• **To do**: Whatever lines the data contains, output all of them unchanged.

[Page transcription records]
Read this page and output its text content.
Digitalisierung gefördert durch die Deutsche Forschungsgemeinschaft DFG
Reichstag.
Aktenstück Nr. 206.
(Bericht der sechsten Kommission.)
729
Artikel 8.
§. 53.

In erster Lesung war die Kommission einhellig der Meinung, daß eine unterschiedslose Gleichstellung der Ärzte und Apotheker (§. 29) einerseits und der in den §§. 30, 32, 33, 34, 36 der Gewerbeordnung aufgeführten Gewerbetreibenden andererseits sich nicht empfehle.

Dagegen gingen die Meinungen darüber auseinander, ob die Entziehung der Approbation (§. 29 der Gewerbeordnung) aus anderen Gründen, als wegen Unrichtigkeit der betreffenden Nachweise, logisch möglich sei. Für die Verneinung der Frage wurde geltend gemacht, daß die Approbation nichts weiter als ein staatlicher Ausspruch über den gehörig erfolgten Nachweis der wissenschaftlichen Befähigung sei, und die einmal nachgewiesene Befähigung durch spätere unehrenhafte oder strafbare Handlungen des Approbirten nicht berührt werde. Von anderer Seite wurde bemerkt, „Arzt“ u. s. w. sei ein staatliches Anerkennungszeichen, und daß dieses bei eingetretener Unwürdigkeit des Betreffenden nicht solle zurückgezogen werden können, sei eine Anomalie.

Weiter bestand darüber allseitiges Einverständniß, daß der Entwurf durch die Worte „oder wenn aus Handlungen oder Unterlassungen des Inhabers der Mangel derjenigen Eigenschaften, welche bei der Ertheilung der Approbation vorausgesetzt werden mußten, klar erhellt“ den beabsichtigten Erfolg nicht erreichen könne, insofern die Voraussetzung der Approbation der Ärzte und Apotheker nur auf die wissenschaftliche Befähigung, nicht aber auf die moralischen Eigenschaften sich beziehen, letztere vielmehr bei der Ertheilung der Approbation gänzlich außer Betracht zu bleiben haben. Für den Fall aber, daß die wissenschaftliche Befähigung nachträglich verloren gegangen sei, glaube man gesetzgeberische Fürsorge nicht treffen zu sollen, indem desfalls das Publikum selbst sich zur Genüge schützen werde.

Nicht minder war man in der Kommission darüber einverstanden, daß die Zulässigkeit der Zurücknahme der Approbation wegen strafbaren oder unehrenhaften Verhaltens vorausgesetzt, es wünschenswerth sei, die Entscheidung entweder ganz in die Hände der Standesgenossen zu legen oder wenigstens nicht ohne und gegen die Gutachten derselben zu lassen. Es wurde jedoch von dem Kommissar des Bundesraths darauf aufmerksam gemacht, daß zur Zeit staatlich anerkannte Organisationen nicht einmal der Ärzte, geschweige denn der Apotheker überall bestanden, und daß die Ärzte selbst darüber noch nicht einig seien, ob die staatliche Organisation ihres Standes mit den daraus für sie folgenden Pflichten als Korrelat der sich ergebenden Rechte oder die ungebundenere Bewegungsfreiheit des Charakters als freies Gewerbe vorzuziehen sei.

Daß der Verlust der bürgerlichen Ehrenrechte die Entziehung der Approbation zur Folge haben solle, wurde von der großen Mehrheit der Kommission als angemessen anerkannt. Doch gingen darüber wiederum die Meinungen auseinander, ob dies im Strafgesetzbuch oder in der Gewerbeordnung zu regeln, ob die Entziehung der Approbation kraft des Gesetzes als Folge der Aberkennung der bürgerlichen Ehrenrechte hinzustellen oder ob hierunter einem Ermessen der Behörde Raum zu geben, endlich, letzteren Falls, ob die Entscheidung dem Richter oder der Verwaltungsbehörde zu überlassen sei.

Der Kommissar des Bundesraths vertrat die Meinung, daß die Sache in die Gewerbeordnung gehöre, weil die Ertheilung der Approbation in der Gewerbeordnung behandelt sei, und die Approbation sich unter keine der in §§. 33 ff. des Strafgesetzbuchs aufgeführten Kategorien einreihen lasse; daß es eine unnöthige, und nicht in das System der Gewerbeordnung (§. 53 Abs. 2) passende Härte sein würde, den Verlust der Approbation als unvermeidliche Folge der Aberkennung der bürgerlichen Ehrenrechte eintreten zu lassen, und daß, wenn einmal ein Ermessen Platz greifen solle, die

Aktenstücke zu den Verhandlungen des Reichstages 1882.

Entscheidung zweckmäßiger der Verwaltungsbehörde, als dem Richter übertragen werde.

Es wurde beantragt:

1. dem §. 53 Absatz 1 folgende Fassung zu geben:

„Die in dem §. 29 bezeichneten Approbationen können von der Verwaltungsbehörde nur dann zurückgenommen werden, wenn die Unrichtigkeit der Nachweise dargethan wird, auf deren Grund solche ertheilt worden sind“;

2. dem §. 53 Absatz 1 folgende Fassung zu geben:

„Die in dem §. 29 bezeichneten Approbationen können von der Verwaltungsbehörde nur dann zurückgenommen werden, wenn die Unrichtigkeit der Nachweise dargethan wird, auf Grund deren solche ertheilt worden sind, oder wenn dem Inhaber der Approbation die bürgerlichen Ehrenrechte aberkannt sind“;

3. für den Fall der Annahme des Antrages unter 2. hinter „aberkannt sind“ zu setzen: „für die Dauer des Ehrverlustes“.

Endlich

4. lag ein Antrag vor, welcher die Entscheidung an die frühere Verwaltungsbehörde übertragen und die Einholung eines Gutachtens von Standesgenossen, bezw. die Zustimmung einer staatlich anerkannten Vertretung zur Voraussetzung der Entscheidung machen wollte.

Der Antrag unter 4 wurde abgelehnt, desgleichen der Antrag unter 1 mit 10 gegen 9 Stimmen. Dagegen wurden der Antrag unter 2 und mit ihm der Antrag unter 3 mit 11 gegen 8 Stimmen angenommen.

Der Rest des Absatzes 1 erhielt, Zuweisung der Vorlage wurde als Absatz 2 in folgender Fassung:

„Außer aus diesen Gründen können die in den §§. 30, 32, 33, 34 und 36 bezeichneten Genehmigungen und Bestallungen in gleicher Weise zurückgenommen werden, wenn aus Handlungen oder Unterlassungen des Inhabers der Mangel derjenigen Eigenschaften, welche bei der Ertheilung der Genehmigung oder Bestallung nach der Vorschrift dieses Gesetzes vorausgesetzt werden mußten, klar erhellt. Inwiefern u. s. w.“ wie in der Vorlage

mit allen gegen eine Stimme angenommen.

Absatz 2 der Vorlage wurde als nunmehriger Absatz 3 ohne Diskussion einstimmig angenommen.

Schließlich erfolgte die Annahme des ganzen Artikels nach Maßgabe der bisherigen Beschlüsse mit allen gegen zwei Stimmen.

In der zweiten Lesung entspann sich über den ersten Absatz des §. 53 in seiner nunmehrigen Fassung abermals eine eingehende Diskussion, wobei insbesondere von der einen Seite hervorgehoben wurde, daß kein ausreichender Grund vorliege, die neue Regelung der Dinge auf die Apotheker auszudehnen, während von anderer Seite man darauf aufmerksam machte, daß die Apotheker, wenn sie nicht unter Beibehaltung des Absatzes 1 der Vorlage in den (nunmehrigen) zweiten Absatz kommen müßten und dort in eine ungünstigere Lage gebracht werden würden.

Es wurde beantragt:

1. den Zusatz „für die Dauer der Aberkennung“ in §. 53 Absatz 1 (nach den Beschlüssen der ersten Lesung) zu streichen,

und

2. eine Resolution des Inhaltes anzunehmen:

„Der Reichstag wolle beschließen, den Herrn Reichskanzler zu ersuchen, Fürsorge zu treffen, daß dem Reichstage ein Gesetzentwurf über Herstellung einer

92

• **Result**:
Read this page and output its text content.
Digitalisierung gefördert durch die Deutsche Forschungsgemeinschaft DFG
Reichstag.
Aktenstück Nr. 206.
(Bericht der sechsten Kommission.)
729
Artikel 8.
§. 53.

In erster Lesung war die Kommission einhellig der Meinung, daß eine unterschiedslose Gleichstellung der Ärzte und Apotheker (§. 29) einerseits und der in den §§. 30, 32, 33, 34, 36 der Gewerbeordnung aufgeführten Gewerbetreibenden andererseits sich nicht empfehle.

Dagegen gingen die Meinungen darüber auseinander, ob die Entziehung der Approbation (§. 29 der Gewerbeordnung) aus anderen Gründen, als wegen Unrichtigkeit der betreffenden Nachweise, logisch möglich sei. Für die Verneinung der Frage wurde geltend gemacht, daß die Approbation nichts weiter als ein staatlicher Ausspruch über den gehörig erfolgten Nachweis der wissenschaftlichen Befähigung sei, und die einmal nachgewiesene Befähigung durch spätere unehrenhafte oder strafbare Handlungen des Approbirten nicht berührt werde. Von anderer Seite wurde bemerkt, „Arzt“ u. s. w. sei ein staatliches Anerkennungszeichen, und daß dieses bei eingetretener Unwürdigkeit des Betreffenden nicht solle zurückgezogen werden können, sei eine Anomalie.

Weiter bestand darüber allseitiges Einverständniß, daß der Entwurf durch die Worte „oder wenn aus Handlungen oder Unterlassungen des Inhabers der Mangel derjenigen Eigenschaften, welche bei der Ertheilung der Approbation vorausgesetzt werden mußten, klar erhellt“ den beabsichtigten Erfolg nicht erreichen könne, insofern die Voraussetzung der Approbation der Ärzte und Apotheker nur auf die wissenschaftliche Befähigung, nicht aber auf die moralischen Eigenschaften sich beziehen, letztere vielmehr bei der Ertheilung der Approbation gänzlich außer Betracht zu bleiben haben. Für den Fall aber, daß die wissenschaftliche Befähigung nachträglich verloren gegangen sei, glaube man gesetzgeberische Fürsorge nicht treffen zu sollen, indem desfalls das Publikum selbst sich zur Genüge schützen werde.

Nicht minder war man in der Kommission darüber einverstanden, daß die Zulässigkeit der Zurücknahme der Approbation wegen strafbaren oder unehrenhaften Verhaltens vorausgesetzt, es wünschenswerth sei, die Entscheidung entweder ganz in die Hände der Standesgenossen zu legen oder wenigstens nicht ohne und gegen die Gutachten derselben zu lassen. Es wurde jedoch von dem Kommissar des Bundesraths darauf aufmerksam gemacht, daß zur Zeit staatlich anerkannte Organisationen nicht einmal der Ärzte, geschweige denn der Apotheker überall bestanden, und daß die Ärzte selbst darüber noch nicht einig seien, ob die staatliche Organisation ihres Standes mit den daraus für sie folgenden Pflichten als Korrelat der sich ergebenden Rechte oder die ungebundenere Bewegungsfreiheit des Charakters als freies Gewerbe vorzuziehen sei.

Daß der Verlust der bürgerlichen Ehrenrechte die Entziehung der Approbation zur Folge haben solle, wurde von der großen Mehrheit der Kommission als angemessen anerkannt. Doch gingen darüber wiederum die Meinungen auseinander, ob dies im Strafgesetzbuch oder in der Gewerbeordnung zu regeln, ob die Entziehung der Approbation kraft des Gesetzes als Folge der Aberkennung der bürgerlichen Ehrenrechte hinzustellen oder ob hierunter einem Ermessen der Behörde Raum zu geben, endlich, letzteren Falls, ob die Entscheidung dem Richter oder der Verwaltungsbehörde zu überlassen sei.

Der Kommissar des Bundesraths vertrat die Meinung, daß die Sache in die Gewerbeordnung gehöre, weil die Ertheilung der Approbation in der Gewerbeordnung behandelt sei, und die Approbation sich unter keine der in §§. 33 ff. des Strafgesetzbuchs aufgeführten Kategorien einreihen lasse; daß es eine unnöthige, und nicht in das System der Gewerbeordnung (§. 53 Abs. 2) passende Härte sein würde, den Verlust der Approbation als unvermeidliche Folge der Aberkennung der bürgerlichen Ehrenrechte eintreten zu lassen, und daß, wenn einmal ein Ermessen Platz greifen solle, die

Aktenstücke zu den Verhandlungen des Reichstages 1882.

Entscheidung zweckmäßiger der Verwaltungsbehörde, als dem Richter übertragen werde.

Es wurde beantragt:

1. dem §. 53 Absatz 1 folgende Fassung zu geben:

„Die in dem §. 29 bezeichneten Approbationen können von der Verwaltungsbehörde nur dann zurückgenommen werden, wenn die Unrichtigkeit der Nachweise dargethan wird, auf deren Grund solche ertheilt worden sind“;

2. dem §. 53 Absatz 1 folgende Fassung zu geben:

„Die in dem §. 29 bezeichneten Approbationen können von der Verwaltungsbehörde nur dann zurückgenommen werden, wenn die Unrichtigkeit der Nachweise dargethan wird, auf Grund deren solche ertheilt worden sind, oder wenn dem Inhaber der Approbation die bürgerlichen Ehrenrechte aberkannt sind“;

3. für den Fall der Annahme des Antrages unter 2. hinter „aberkannt sind“ zu setzen: „für die Dauer des Ehrverlustes“.

Endlich

4. lag ein Antrag vor, welcher die Entscheidung an die frühere Verwaltungsbehörde übertragen und die Einholung eines Gutachtens von Standesgenossen, bezw. die Zustimmung einer staatlich anerkannten Vertretung zur Voraussetzung der Entscheidung machen wollte.

Der Antrag unter 4 wurde abgelehnt, desgleichen der Antrag unter 1 mit 10 gegen 9 Stimmen. Dagegen wurden der Antrag unter 2 und mit ihm der Antrag unter 3 mit 11 gegen 8 Stimmen angenommen.

Der Rest des Absatzes 1 erhielt, Zuweisung der Vorlage wurde als Absatz 2 in folgender Fassung:

„Außer aus diesen Gründen können die in den §§. 30, 32, 33, 34 und 36 bezeichneten Genehmigungen und Bestallungen in gleicher Weise zurückgenommen werden, wenn aus Handlungen oder Unterlassungen des Inhabers der Mangel derjenigen Eigenschaften, welche bei der Ertheilung der Genehmigung oder Bestallung nach der Vorschrift dieses Gesetzes vorausgesetzt werden mußten, klar erhellt. Inwiefern u. s. w.“ wie in der Vorlage

mit allen gegen eine Stimme angenommen.

Absatz 2 der Vorlage wurde als nunmehriger Absatz 3 ohne Diskussion einstimmig angenommen.

Schließlich erfolgte die Annahme des ganzen Artikels nach Maßgabe der bisherigen Beschlüsse mit allen gegen zwei Stimmen.

In der zweiten Lesung entspann sich über den ersten Absatz des §. 53 in seiner nunmehrigen Fassung abermals eine eingehende Diskussion, wobei insbesondere von der einen Seite hervorgehoben wurde, daß kein ausreichender Grund vorliege, die neue Regelung der Dinge auf die Apotheker auszudehnen, während von anderer Seite man darauf aufmerksam machte, daß die Apotheker, wenn sie nicht unter Beibehaltung des Absatzes 1 der Vorlage in den (nunmehrigen) zweiten Absatz kommen müßten und dort in eine ungünstigere Lage gebracht werden würden.

Es wurde beantragt:

1. den Zusatz „für die Dauer der Aberkennung“ in §. 53 Absatz 1 (nach den Beschlüssen der ersten Lesung) zu streichen,

und

2. eine Resolution des Inhaltes anzunehmen:

„Der Reichstag wolle beschließen, den Herrn Reichskanzler zu ersuchen, Fürsorge zu treffen, daß dem Reichstage ein Gesetzentwurf über Herstellung einer

92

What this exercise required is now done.